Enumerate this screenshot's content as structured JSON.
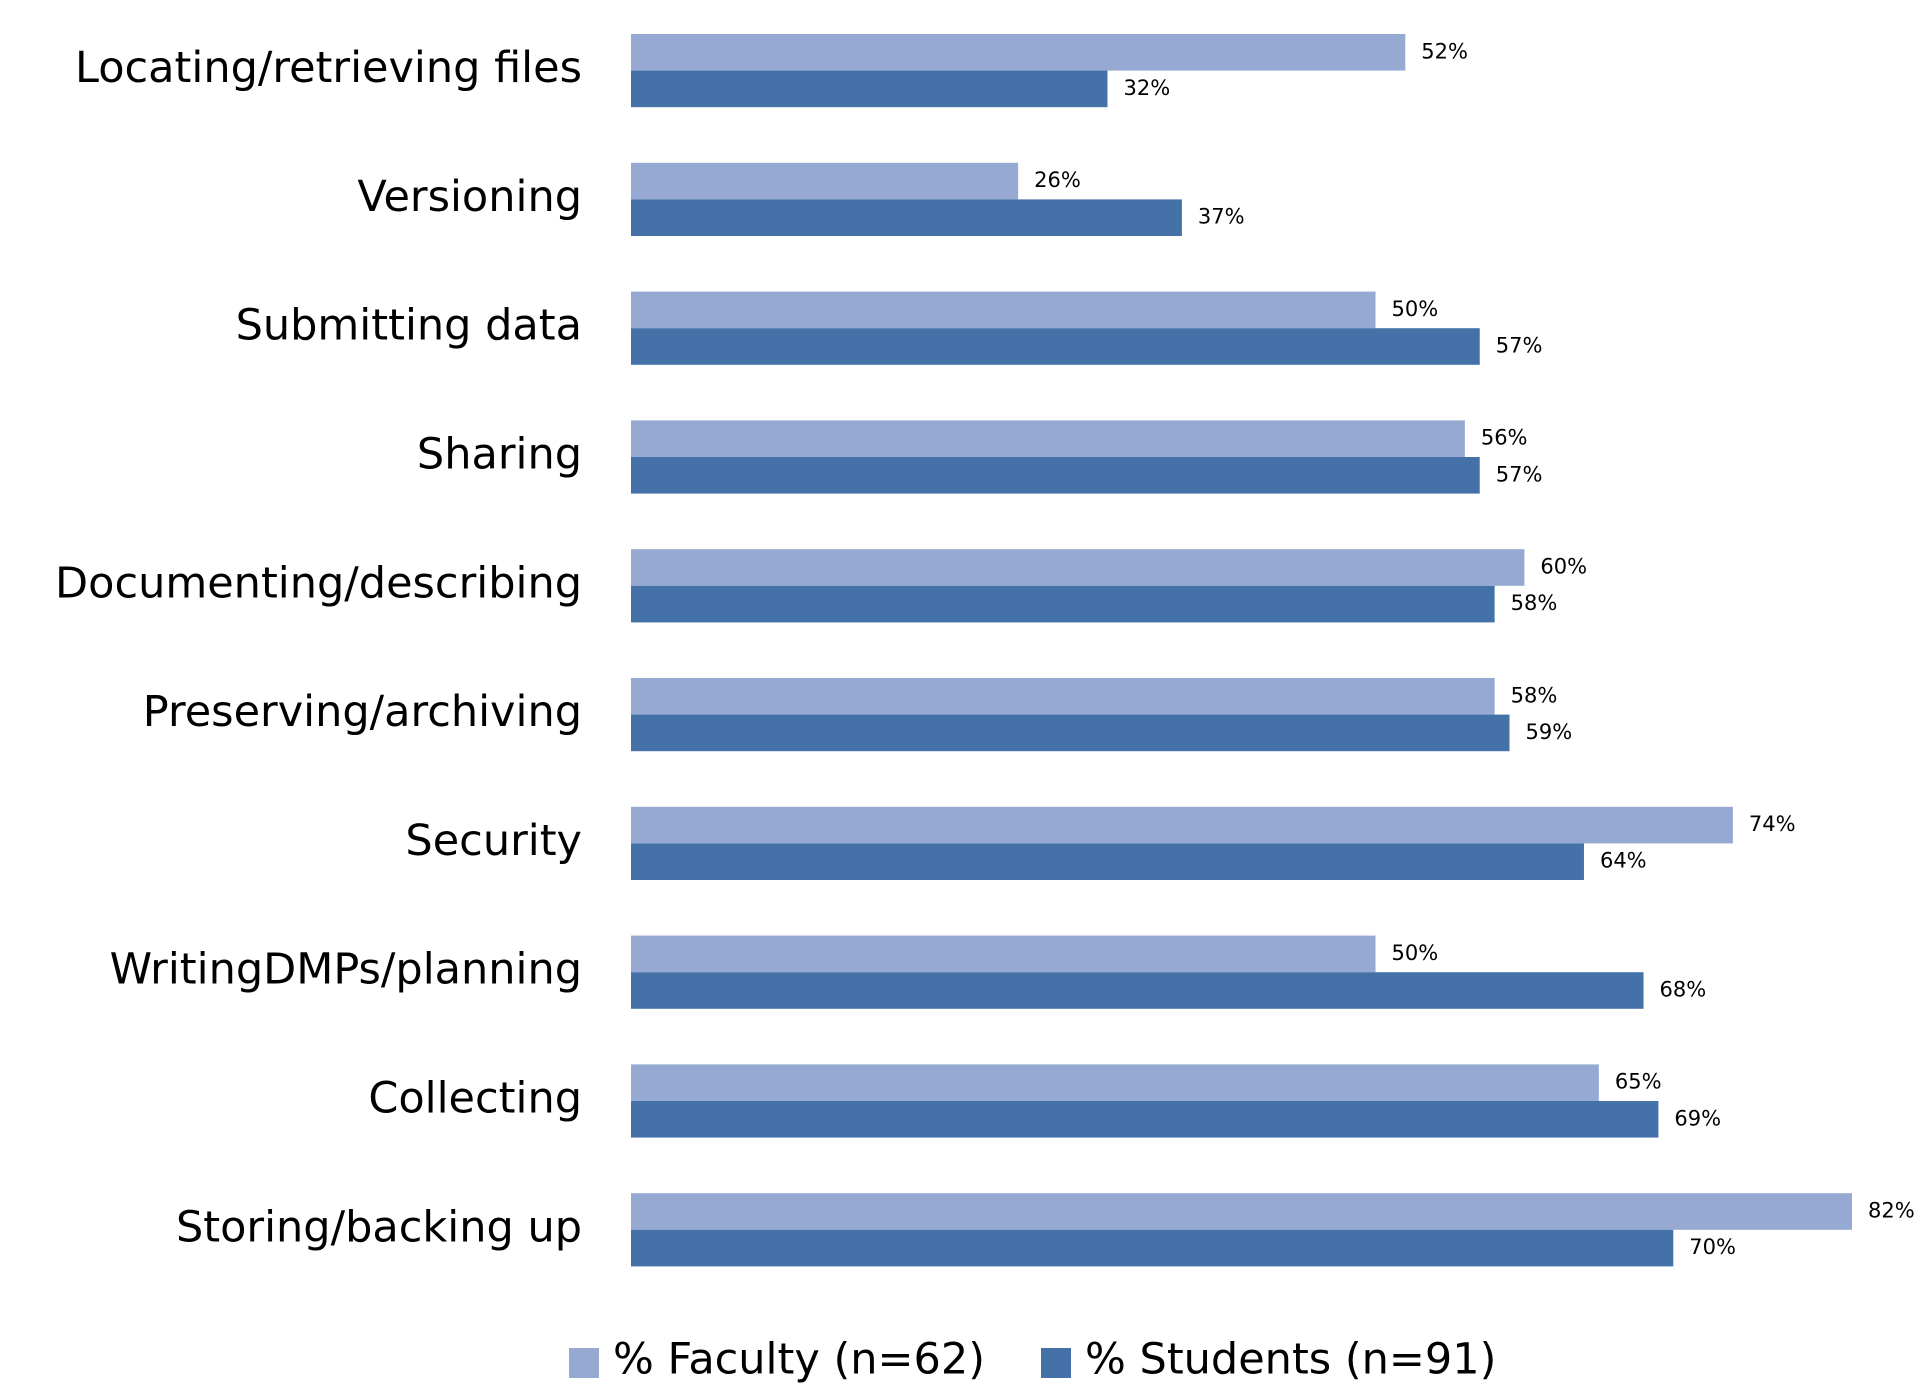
{
  "chart_data": {
    "type": "bar",
    "orientation": "horizontal",
    "categories": [
      "Locating/retrieving files",
      "Versioning",
      "Submitting data",
      "Sharing",
      "Documenting/describing",
      "Preserving/archiving",
      "Security",
      "WritingDMPs/planning",
      "Collecting",
      "Storing/backing up"
    ],
    "series": [
      {
        "name": "% Faculty (n=62)",
        "color": "#95a9d2",
        "values": [
          52,
          26,
          50,
          56,
          60,
          58,
          74,
          50,
          65,
          82
        ],
        "value_labels": [
          "52%",
          "26%",
          "50%",
          "56%",
          "60%",
          "58%",
          "74%",
          "50%",
          "65%",
          "82%"
        ]
      },
      {
        "name": "% Students (n=91)",
        "color": "#4472a8",
        "values": [
          32,
          37,
          57,
          57,
          58,
          59,
          64,
          68,
          69,
          70
        ],
        "value_labels": [
          "32%",
          "37%",
          "57%",
          "57%",
          "58%",
          "59%",
          "64%",
          "68%",
          "69%",
          "70%"
        ]
      }
    ],
    "xlim": [
      0,
      100
    ],
    "legend": "bottom"
  }
}
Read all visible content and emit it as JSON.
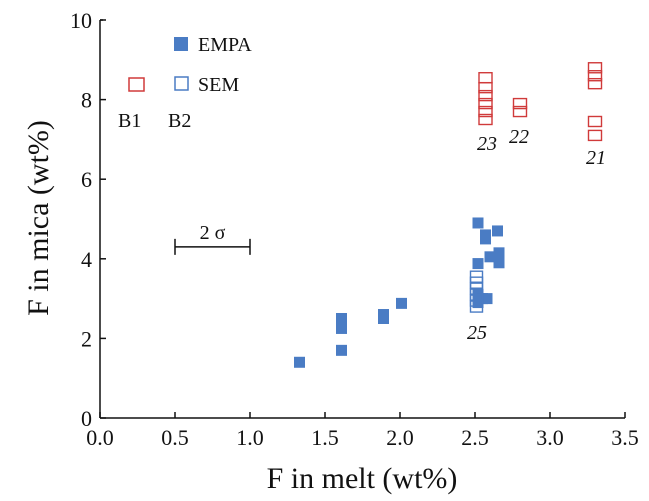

● Set exercise
Make an exact copy of the records shown above, without the pictures.

● Written reply
Enumerate this screenshot's content as structured JSON.
{
  "chart_data": {
    "type": "bar",
    "orientation": "horizontal",
    "categories": [
      "Locating/retrieving files",
      "Versioning",
      "Submitting data",
      "Sharing",
      "Documenting/describing",
      "Preserving/archiving",
      "Security",
      "WritingDMPs/planning",
      "Collecting",
      "Storing/backing up"
    ],
    "series": [
      {
        "name": "% Faculty (n=62)",
        "color": "#95a9d2",
        "values": [
          52,
          26,
          50,
          56,
          60,
          58,
          74,
          50,
          65,
          82
        ],
        "value_labels": [
          "52%",
          "26%",
          "50%",
          "56%",
          "60%",
          "58%",
          "74%",
          "50%",
          "65%",
          "82%"
        ]
      },
      {
        "name": "% Students (n=91)",
        "color": "#4472a8",
        "values": [
          32,
          37,
          57,
          57,
          58,
          59,
          64,
          68,
          69,
          70
        ],
        "value_labels": [
          "32%",
          "37%",
          "57%",
          "57%",
          "58%",
          "59%",
          "64%",
          "68%",
          "69%",
          "70%"
        ]
      }
    ],
    "xlim": [
      0,
      100
    ],
    "legend": "bottom"
  }
}
Read all visible content and emit it as JSON.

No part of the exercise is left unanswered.